## Task description
The lines to copy are those in the records below that hold the word "color".

====== Working data ======

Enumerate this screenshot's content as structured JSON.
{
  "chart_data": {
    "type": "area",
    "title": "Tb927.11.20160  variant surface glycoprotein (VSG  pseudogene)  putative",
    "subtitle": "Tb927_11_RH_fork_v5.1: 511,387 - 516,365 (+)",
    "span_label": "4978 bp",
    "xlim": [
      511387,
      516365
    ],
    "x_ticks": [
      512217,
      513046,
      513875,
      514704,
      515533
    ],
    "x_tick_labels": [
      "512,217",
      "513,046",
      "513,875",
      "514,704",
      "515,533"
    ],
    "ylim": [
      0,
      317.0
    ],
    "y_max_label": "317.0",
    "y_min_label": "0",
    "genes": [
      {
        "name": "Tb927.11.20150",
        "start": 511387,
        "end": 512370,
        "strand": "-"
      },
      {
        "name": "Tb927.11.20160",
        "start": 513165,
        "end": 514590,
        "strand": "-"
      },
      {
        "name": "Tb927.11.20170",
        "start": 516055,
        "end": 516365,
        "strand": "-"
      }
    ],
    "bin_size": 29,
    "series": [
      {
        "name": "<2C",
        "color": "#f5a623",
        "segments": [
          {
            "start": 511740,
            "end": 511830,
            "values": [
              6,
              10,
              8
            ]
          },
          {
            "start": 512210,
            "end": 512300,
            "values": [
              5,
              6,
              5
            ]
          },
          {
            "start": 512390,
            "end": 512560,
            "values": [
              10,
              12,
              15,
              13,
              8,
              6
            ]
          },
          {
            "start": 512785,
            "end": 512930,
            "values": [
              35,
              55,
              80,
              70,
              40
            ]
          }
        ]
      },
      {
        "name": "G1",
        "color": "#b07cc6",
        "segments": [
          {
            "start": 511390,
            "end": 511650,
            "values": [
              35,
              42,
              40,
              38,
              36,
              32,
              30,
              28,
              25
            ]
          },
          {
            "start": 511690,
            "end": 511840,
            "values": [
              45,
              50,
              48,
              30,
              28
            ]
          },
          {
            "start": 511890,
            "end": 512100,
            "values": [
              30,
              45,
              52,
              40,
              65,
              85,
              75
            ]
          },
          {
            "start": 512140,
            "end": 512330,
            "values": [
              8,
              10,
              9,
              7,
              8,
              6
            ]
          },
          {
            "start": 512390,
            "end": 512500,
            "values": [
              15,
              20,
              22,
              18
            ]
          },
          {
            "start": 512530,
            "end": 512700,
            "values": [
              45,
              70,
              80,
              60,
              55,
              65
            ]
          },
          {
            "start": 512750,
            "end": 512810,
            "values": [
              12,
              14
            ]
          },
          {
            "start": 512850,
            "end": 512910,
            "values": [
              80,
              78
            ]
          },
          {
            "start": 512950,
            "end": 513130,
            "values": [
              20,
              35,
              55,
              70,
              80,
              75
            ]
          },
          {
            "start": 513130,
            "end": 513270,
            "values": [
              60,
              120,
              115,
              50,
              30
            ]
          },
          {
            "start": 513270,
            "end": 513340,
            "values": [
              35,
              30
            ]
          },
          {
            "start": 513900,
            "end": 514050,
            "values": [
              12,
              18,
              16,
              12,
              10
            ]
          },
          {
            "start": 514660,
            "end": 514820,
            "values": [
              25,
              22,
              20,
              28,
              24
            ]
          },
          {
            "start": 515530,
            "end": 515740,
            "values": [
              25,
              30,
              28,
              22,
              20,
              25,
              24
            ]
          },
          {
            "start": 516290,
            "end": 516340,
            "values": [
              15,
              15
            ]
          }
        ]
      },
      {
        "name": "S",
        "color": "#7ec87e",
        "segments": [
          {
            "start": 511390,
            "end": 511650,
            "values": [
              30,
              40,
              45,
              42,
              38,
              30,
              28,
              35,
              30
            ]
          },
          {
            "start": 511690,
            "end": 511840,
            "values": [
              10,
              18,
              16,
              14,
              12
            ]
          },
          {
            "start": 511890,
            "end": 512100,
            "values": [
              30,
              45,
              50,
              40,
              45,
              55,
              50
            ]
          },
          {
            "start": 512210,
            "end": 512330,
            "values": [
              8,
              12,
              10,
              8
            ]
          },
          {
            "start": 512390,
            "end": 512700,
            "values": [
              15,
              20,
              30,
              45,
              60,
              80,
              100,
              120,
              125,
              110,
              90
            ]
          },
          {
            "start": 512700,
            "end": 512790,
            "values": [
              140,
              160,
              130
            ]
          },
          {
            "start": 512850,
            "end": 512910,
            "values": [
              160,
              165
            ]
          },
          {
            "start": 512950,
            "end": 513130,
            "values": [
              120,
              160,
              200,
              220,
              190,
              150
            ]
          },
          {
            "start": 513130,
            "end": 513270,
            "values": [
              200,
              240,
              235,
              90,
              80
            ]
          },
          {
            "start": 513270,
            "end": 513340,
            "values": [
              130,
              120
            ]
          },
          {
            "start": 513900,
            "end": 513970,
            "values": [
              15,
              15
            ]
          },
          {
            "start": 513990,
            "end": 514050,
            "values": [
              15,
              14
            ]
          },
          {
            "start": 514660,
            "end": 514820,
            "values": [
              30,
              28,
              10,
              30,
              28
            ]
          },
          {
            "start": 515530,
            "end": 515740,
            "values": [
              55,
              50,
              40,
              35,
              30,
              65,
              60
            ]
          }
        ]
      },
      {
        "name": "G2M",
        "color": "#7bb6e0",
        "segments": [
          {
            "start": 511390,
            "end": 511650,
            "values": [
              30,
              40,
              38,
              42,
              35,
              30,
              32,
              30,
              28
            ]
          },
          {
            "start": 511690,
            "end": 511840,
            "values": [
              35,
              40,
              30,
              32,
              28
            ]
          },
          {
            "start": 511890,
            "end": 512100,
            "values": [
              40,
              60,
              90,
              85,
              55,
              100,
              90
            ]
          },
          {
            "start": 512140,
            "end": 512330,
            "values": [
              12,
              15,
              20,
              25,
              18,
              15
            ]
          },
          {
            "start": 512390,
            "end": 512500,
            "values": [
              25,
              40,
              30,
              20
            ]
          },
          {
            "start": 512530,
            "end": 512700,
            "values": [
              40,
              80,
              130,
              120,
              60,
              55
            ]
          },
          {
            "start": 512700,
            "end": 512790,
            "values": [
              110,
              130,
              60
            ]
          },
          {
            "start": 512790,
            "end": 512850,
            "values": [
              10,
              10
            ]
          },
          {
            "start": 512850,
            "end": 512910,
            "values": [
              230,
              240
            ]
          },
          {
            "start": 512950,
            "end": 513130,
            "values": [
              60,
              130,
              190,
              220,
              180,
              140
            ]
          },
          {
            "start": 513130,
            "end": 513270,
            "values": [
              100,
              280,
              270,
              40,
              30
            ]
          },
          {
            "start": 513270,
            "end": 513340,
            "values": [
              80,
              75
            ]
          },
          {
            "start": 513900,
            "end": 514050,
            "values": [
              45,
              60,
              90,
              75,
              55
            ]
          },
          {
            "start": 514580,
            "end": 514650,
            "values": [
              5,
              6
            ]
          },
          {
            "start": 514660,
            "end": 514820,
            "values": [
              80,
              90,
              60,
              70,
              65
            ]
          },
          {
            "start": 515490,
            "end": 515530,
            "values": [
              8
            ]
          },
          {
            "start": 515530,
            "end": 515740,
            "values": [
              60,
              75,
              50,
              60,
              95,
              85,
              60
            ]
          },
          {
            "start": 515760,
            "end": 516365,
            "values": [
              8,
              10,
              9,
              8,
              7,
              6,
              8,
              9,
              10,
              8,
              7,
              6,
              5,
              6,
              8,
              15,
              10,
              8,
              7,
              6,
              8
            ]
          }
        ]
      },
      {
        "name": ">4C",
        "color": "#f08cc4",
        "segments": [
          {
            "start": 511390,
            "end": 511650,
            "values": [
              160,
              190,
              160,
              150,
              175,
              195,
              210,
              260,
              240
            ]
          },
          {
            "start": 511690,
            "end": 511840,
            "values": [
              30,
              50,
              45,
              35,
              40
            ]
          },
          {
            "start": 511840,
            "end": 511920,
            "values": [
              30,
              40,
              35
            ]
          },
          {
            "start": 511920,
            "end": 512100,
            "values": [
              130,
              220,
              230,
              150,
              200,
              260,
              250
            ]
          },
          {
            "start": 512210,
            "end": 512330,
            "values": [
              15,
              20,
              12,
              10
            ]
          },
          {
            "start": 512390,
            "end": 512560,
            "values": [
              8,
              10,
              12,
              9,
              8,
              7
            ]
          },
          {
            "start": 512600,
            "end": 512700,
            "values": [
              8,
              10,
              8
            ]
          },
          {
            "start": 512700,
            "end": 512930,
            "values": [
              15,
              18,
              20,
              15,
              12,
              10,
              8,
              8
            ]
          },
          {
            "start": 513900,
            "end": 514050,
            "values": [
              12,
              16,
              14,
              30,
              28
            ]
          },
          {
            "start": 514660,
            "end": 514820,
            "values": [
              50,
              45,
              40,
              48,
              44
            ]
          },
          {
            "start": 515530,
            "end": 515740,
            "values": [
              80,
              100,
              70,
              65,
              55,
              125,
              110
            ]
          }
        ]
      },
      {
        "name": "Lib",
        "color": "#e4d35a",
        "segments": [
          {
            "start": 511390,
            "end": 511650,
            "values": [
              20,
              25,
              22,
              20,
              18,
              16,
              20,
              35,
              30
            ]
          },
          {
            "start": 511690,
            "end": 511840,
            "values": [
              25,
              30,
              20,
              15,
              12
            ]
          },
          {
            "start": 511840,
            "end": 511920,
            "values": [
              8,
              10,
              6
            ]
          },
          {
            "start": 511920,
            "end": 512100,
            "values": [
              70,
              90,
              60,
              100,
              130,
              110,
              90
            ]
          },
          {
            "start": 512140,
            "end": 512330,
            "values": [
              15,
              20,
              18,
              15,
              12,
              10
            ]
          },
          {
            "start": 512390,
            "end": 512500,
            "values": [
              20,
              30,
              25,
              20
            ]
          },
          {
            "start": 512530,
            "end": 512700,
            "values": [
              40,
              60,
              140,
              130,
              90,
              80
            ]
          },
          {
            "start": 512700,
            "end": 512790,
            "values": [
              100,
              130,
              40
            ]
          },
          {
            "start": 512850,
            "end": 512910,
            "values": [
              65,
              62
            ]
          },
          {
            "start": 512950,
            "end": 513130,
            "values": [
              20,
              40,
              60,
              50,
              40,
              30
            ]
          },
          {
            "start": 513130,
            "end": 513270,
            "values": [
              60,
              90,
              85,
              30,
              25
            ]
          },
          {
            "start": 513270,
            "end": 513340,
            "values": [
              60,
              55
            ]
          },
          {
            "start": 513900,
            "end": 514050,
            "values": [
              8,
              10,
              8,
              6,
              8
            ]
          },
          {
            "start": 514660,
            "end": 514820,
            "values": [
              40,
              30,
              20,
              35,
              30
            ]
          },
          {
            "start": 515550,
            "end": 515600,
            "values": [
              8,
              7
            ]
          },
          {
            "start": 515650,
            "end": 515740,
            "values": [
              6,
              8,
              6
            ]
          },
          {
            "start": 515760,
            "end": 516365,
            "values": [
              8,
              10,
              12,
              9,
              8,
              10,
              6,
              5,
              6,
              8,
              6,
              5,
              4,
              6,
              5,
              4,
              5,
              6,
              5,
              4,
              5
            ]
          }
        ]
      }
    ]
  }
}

======

## Reply to the task
        "color": "#f5a623",
        "color": "#b07cc6",
        "color": "#7ec87e",
        "color": "#7bb6e0",
        "color": "#f08cc4",
        "color": "#e4d35a",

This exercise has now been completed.